### Data rows
* * * * * * *

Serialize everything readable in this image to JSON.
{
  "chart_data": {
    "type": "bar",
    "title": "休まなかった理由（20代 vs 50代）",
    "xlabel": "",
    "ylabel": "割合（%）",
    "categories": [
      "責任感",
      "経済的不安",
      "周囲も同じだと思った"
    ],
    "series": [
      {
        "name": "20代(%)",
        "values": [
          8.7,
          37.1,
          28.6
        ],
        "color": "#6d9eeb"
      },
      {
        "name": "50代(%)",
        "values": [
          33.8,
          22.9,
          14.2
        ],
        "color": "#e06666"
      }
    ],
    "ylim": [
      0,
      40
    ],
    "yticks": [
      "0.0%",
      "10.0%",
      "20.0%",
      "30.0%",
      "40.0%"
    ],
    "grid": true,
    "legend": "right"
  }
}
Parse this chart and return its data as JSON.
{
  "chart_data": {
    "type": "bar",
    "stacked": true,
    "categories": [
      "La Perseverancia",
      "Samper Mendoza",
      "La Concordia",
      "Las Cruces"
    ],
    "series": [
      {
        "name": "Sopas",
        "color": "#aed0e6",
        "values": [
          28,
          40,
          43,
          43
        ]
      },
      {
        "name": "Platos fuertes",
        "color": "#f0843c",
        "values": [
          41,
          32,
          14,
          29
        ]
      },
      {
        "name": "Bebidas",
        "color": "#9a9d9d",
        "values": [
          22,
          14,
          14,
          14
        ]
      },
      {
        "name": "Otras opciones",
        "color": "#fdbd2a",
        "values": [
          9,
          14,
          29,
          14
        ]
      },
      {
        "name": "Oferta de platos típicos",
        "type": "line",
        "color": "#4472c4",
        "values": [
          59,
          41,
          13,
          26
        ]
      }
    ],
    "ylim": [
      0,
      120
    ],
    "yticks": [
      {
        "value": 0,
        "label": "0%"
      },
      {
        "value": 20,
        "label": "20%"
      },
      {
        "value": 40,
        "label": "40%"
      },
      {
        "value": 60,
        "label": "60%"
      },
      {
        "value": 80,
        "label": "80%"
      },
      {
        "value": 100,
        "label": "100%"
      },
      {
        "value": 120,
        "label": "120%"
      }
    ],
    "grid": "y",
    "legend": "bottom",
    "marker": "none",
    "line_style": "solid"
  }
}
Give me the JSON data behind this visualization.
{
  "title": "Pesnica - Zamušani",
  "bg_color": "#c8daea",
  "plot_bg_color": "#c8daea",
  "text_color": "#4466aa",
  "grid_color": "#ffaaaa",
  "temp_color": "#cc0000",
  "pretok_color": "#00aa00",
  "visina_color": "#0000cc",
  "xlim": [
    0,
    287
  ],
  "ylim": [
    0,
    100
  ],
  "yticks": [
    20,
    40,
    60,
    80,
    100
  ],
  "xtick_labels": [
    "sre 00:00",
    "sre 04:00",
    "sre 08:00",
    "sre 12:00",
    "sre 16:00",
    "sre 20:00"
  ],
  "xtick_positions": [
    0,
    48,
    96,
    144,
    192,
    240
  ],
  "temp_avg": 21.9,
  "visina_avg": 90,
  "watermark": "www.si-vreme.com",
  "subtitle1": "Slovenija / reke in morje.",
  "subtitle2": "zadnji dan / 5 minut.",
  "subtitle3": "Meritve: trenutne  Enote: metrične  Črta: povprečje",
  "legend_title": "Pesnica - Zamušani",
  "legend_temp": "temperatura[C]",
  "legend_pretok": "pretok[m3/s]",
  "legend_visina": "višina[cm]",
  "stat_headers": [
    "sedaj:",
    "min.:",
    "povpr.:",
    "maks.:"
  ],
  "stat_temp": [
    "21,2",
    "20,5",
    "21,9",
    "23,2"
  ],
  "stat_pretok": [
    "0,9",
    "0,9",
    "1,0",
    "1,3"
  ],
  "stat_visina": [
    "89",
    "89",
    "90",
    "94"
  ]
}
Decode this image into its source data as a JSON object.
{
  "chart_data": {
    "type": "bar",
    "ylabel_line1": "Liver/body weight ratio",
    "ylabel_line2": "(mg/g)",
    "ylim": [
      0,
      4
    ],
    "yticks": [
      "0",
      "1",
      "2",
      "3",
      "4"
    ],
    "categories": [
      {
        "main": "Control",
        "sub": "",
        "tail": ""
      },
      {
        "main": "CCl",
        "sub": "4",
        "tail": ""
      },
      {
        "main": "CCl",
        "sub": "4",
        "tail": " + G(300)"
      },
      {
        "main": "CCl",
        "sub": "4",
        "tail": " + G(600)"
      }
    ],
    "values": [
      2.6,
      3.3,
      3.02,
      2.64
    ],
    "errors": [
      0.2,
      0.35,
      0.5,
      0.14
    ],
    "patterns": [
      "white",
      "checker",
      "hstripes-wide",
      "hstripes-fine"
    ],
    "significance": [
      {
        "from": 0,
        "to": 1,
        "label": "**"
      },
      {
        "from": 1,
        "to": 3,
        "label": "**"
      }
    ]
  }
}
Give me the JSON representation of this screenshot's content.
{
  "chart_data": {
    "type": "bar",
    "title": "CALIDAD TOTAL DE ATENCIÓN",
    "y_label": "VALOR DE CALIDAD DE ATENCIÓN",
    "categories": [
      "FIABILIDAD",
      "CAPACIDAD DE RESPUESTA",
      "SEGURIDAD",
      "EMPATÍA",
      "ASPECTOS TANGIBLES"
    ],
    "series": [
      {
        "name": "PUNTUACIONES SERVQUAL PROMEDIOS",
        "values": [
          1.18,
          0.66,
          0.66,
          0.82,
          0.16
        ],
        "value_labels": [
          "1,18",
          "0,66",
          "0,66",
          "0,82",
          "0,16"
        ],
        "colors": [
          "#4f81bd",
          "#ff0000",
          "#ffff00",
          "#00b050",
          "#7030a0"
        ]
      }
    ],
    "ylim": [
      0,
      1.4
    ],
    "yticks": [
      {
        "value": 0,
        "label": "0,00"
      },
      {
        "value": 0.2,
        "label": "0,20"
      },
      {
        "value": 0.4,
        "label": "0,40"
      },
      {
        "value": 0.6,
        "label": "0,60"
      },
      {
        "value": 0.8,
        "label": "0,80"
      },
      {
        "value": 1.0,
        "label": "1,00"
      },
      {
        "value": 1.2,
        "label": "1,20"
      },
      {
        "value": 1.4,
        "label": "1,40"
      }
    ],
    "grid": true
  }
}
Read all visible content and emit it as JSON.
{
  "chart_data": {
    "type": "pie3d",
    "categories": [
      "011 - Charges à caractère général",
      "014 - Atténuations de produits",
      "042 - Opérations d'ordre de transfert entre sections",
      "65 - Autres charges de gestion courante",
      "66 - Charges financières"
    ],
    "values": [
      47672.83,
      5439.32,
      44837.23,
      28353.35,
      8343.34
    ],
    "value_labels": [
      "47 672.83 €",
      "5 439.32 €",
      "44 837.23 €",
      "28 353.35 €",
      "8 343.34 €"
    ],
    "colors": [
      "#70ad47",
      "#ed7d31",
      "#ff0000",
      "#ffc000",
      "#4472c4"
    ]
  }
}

* * * * * * *

Copy each line above that contains the string "Zamušani".

  "title": "Pesnica - Zamušani",
  "legend_title": "Pesnica - Zamušani",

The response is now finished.